■ Requirement ■
Gather all lines from the material that contain "Sample".

start

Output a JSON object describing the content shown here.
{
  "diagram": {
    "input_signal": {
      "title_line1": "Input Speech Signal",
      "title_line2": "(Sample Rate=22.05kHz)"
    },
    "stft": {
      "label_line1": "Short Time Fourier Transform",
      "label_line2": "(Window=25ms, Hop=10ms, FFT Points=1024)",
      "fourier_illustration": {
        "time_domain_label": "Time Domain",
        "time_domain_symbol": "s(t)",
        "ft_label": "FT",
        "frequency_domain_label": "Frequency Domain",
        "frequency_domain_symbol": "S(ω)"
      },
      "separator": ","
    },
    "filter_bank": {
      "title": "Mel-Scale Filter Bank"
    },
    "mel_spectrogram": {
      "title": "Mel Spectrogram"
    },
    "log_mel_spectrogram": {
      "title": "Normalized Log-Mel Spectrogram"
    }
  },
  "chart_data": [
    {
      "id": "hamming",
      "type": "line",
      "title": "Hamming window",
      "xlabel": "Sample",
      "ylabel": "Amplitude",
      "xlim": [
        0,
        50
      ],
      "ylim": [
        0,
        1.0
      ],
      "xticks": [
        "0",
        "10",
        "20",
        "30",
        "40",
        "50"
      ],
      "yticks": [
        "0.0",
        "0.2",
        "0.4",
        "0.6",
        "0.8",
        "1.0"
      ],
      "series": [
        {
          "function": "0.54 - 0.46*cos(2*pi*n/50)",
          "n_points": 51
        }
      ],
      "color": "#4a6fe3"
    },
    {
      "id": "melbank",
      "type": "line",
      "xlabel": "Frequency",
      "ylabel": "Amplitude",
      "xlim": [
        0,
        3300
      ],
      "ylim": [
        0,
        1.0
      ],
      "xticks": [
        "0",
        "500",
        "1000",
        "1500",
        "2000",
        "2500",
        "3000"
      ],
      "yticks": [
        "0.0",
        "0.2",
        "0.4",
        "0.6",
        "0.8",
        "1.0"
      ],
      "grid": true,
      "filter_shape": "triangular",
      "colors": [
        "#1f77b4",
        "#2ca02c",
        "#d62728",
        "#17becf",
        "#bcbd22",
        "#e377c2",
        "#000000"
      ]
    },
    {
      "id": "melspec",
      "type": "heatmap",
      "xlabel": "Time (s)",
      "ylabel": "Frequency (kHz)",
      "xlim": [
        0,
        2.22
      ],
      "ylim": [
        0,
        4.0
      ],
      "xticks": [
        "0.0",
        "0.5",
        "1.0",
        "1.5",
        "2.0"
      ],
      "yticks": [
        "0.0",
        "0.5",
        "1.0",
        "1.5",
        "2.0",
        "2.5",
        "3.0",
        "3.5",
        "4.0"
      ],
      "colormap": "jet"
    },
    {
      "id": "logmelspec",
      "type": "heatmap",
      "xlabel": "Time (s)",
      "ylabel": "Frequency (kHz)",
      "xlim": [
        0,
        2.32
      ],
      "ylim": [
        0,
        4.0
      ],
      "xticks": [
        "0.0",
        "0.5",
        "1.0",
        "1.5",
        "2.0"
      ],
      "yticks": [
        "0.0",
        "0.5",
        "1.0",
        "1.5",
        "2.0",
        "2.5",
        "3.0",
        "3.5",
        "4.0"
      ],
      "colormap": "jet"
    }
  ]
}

end

■ Exercise output ■
      "title_line2": "(Sample Rate=22.05kHz)"
      "xlabel": "Sample",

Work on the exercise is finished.